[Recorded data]
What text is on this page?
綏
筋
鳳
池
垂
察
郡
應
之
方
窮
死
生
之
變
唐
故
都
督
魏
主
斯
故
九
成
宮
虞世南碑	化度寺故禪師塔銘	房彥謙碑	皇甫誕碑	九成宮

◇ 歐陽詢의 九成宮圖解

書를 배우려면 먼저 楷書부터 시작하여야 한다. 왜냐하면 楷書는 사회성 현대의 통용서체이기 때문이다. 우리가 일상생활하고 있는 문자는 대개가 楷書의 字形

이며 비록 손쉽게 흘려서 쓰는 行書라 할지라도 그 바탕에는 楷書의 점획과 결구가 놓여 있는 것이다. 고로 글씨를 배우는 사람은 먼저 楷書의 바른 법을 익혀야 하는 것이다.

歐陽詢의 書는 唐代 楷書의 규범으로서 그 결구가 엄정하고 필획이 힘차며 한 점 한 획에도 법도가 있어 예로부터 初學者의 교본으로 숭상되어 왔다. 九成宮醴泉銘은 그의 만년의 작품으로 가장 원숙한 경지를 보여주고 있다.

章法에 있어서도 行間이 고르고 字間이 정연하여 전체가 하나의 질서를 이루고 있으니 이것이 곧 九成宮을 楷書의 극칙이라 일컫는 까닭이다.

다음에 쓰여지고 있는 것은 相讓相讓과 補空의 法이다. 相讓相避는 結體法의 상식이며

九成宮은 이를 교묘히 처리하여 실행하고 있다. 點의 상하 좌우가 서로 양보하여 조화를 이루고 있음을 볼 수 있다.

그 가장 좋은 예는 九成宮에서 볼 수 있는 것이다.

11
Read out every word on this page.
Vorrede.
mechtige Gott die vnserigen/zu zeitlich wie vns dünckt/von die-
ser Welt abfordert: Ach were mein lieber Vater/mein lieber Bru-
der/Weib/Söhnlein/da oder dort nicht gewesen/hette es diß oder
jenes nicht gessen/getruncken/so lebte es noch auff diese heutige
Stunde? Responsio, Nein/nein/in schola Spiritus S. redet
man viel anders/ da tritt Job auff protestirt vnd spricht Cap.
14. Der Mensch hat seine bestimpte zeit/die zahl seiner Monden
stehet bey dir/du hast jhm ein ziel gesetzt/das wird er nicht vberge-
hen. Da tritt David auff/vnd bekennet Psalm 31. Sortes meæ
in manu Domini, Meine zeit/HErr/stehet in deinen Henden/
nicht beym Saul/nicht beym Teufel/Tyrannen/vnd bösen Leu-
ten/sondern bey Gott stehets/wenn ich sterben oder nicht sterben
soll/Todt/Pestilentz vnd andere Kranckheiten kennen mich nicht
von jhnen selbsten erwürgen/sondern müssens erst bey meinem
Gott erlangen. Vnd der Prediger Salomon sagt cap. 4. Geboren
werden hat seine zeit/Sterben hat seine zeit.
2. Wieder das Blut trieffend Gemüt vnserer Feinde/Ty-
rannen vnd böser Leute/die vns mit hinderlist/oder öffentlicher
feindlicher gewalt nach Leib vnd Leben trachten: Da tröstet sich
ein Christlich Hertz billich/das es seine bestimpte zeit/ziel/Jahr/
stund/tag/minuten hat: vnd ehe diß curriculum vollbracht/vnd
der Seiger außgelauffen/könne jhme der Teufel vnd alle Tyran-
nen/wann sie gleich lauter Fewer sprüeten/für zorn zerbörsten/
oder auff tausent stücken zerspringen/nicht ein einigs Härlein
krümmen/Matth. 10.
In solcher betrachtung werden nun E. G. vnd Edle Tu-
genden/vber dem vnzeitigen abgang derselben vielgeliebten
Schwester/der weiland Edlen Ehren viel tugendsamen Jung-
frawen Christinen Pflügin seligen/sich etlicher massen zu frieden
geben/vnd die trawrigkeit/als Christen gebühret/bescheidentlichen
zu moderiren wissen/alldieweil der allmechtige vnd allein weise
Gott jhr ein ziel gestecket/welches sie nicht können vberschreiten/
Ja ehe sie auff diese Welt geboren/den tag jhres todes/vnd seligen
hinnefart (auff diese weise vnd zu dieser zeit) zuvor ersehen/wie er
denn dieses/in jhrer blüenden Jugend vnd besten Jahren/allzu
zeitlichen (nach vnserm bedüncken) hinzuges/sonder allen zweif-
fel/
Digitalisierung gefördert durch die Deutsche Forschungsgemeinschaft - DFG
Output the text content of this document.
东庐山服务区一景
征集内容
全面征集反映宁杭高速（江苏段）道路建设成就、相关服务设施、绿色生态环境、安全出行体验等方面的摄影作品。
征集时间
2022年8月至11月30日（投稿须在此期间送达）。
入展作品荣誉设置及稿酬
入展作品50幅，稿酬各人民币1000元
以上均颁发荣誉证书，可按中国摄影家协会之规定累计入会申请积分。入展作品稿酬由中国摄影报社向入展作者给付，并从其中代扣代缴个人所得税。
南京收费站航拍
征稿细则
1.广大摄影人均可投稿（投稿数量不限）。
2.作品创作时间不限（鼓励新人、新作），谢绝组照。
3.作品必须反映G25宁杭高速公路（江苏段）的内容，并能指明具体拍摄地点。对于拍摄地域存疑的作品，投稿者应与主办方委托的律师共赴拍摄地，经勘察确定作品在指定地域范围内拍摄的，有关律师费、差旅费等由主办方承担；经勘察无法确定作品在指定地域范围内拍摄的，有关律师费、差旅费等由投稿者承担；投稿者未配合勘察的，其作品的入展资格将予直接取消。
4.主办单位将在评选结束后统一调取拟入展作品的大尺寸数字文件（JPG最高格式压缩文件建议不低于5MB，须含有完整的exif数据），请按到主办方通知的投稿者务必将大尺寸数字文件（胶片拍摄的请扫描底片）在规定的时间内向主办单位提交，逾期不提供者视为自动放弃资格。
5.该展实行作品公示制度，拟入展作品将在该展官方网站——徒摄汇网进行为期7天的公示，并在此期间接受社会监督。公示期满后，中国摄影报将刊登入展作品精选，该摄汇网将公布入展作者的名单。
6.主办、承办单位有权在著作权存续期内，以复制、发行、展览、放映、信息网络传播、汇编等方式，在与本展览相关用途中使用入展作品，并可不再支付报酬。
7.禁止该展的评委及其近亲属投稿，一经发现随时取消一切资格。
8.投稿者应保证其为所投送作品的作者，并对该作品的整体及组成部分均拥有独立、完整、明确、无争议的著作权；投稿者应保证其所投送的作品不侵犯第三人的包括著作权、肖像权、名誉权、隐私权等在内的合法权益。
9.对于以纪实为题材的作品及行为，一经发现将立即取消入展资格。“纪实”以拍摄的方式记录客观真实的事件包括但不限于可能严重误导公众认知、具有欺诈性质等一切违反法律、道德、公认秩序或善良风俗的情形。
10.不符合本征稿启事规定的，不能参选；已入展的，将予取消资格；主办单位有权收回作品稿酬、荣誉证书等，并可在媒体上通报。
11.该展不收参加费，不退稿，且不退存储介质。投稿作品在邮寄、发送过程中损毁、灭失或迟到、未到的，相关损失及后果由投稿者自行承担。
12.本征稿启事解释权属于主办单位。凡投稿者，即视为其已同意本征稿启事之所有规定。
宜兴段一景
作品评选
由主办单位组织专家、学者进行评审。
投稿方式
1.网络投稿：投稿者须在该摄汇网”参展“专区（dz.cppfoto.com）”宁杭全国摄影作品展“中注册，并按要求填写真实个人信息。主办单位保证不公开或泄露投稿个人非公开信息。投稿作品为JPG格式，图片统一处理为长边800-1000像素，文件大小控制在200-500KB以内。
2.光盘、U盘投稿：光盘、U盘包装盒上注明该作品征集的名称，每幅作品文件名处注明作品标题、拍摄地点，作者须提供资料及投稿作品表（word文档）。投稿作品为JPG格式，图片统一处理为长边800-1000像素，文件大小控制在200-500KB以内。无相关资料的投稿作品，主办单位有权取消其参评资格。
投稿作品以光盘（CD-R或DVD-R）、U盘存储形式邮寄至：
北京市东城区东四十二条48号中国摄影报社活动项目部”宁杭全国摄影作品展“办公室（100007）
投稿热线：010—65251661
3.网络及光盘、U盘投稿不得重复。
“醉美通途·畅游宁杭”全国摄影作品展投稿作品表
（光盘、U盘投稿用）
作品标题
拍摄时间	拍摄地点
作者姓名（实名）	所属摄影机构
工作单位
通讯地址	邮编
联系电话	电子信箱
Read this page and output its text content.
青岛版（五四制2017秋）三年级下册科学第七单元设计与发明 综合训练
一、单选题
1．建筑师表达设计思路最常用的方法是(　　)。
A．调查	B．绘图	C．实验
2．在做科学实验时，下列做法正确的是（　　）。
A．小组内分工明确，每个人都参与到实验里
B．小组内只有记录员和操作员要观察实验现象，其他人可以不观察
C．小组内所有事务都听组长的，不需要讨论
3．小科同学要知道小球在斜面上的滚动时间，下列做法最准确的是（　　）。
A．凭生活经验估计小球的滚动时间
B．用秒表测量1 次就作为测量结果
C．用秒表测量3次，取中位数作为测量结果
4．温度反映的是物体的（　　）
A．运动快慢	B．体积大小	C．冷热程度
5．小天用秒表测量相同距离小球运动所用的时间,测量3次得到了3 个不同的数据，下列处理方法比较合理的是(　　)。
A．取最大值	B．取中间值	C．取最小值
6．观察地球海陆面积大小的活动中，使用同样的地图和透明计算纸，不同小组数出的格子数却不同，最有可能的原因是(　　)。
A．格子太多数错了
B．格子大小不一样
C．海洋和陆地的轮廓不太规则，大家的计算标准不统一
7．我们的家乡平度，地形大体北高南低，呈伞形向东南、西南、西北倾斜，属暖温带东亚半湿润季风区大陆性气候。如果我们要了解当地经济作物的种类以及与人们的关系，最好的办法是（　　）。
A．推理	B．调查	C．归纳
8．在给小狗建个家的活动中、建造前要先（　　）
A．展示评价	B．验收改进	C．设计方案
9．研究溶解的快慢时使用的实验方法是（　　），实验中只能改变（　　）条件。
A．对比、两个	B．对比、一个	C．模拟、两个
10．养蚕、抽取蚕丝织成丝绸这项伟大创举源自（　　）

:: WHAT YOU SHOULD DO ::
Search the data for "this". Copy every matching line.

:: SOLUTION TO THE PROBLEM ::
What text is on this page?
Read out every word on this page.
Output the text content of this document.
Read this page and output its text content.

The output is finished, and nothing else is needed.